* [The problem]
Where a line below holds the string "الله", copy that line.

════════════════════

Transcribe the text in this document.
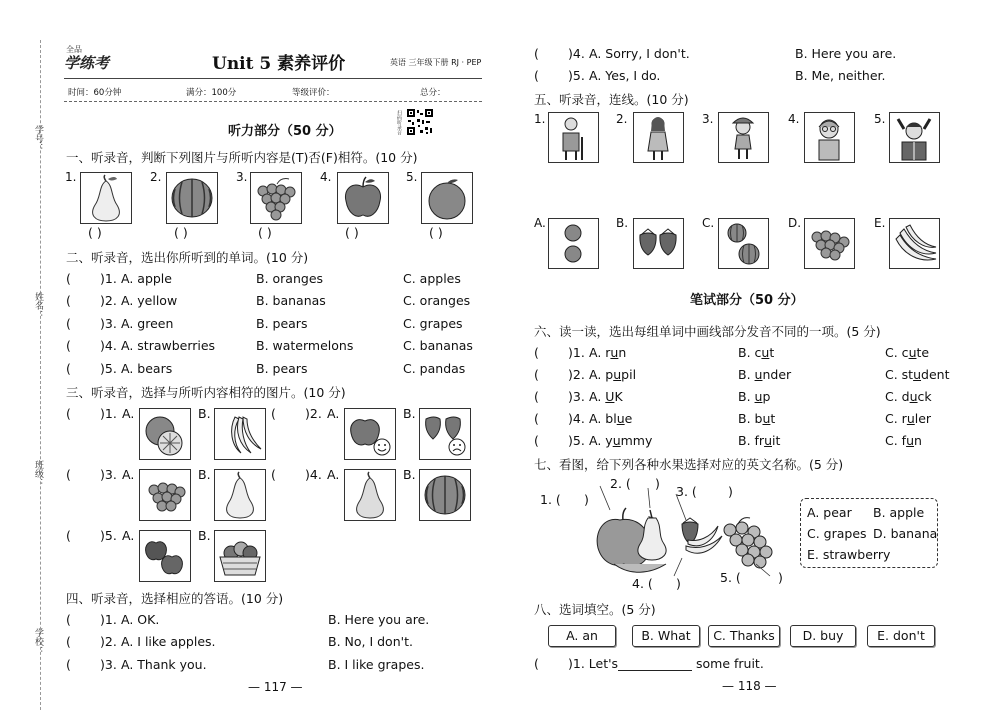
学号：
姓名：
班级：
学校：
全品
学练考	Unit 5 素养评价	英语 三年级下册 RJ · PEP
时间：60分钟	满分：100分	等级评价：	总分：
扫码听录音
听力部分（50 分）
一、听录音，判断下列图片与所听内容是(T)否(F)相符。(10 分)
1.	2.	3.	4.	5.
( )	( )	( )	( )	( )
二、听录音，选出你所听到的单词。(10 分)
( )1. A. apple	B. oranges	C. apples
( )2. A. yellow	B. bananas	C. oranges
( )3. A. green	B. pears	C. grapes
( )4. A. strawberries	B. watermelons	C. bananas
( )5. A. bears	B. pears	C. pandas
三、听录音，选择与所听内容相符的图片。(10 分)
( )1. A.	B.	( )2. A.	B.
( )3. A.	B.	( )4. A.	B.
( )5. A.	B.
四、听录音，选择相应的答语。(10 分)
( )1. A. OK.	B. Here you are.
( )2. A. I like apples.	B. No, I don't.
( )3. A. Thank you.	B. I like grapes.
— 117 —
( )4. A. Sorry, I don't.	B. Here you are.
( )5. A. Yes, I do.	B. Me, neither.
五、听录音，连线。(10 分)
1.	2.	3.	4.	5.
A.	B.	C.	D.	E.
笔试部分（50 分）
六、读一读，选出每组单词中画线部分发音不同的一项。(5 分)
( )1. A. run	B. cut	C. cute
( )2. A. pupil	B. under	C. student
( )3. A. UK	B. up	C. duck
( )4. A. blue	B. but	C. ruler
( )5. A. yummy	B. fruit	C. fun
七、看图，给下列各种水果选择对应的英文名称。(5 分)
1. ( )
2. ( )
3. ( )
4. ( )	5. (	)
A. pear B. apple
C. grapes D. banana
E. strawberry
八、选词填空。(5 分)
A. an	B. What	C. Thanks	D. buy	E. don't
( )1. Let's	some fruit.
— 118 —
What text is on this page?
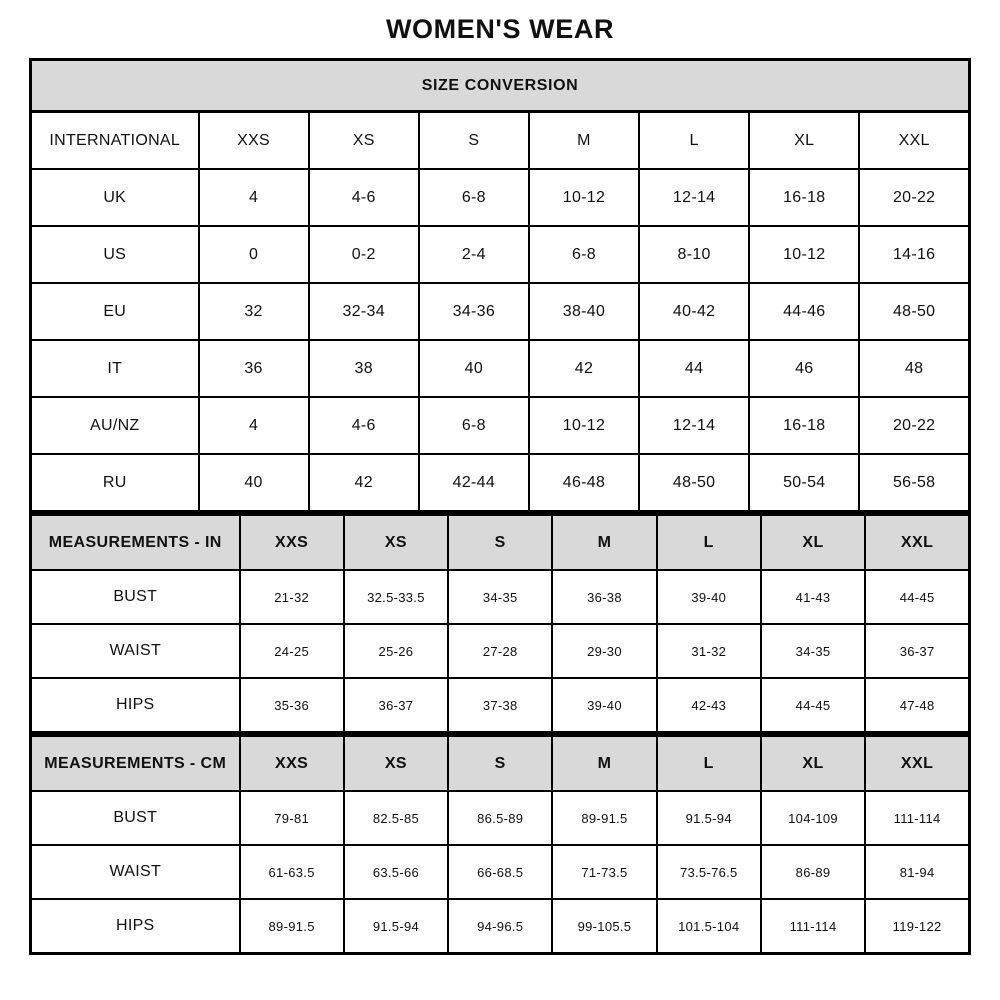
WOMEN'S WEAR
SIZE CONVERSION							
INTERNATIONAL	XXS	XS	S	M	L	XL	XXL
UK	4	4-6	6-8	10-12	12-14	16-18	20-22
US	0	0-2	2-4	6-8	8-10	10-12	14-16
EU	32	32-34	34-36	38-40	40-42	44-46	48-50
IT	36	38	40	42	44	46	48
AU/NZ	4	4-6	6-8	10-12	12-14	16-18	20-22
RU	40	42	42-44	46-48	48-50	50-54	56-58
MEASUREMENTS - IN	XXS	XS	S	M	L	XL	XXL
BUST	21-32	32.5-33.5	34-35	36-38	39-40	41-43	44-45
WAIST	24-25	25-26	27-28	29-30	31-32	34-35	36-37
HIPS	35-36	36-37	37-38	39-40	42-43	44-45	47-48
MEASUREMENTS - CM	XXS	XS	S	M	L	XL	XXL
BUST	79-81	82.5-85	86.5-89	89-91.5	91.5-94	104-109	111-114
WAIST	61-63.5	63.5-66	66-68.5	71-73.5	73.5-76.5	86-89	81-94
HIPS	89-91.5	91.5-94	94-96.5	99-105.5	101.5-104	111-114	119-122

════════════════════

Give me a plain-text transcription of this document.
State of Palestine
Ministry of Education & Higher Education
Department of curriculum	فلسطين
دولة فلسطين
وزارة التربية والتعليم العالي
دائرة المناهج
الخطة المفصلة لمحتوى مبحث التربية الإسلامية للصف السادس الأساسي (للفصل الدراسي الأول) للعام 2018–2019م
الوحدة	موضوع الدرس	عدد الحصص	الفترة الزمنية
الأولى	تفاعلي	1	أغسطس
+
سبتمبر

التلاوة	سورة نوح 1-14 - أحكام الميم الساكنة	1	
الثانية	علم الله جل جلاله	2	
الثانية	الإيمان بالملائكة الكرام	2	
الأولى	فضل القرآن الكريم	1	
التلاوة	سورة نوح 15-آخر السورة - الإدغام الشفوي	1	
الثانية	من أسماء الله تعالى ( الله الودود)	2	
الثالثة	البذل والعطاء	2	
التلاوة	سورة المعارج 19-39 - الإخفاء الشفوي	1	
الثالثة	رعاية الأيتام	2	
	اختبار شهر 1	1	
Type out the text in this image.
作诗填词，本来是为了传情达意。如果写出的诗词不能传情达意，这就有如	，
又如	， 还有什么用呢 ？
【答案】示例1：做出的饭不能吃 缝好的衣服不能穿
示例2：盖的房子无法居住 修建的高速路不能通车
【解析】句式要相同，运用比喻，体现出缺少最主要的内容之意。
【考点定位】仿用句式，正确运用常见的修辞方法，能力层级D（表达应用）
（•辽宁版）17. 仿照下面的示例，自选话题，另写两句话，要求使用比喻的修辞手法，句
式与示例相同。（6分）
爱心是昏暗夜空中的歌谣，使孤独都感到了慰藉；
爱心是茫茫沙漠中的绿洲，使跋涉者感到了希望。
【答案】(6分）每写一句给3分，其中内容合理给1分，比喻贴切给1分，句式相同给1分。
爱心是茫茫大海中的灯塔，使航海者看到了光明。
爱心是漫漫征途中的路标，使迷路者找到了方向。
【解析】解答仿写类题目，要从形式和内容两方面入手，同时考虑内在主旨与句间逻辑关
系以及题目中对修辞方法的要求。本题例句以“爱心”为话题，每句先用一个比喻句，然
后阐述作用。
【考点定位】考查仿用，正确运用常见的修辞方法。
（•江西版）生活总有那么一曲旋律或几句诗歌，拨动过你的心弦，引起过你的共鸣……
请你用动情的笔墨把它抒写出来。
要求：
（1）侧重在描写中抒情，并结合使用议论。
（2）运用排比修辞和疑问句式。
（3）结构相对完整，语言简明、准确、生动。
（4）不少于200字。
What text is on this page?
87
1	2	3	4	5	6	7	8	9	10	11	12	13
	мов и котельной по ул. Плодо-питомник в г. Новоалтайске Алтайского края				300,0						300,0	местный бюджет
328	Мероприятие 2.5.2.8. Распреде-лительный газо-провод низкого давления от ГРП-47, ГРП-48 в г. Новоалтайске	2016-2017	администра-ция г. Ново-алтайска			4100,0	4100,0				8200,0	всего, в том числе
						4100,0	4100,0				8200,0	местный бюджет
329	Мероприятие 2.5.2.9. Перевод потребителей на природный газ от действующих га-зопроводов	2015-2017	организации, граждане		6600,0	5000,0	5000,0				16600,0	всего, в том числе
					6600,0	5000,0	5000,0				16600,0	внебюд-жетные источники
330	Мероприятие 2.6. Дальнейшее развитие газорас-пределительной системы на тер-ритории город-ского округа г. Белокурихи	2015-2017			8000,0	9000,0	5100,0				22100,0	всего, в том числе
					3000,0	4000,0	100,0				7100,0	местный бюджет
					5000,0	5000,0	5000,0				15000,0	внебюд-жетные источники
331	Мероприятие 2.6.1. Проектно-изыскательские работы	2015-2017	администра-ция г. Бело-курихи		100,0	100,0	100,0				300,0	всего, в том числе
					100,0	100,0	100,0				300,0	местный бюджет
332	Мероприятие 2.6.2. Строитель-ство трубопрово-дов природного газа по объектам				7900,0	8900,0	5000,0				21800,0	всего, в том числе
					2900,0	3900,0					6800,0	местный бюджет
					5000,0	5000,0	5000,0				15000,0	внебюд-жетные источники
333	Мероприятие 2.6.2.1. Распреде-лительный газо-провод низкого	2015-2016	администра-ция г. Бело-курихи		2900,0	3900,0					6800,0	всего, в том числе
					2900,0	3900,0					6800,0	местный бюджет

════════════════════

* [Solution to the problem]
الثانية	علم الله جل جلاله	2	
الثانية	من أسماء الله تعالى ( الله الودود)	2	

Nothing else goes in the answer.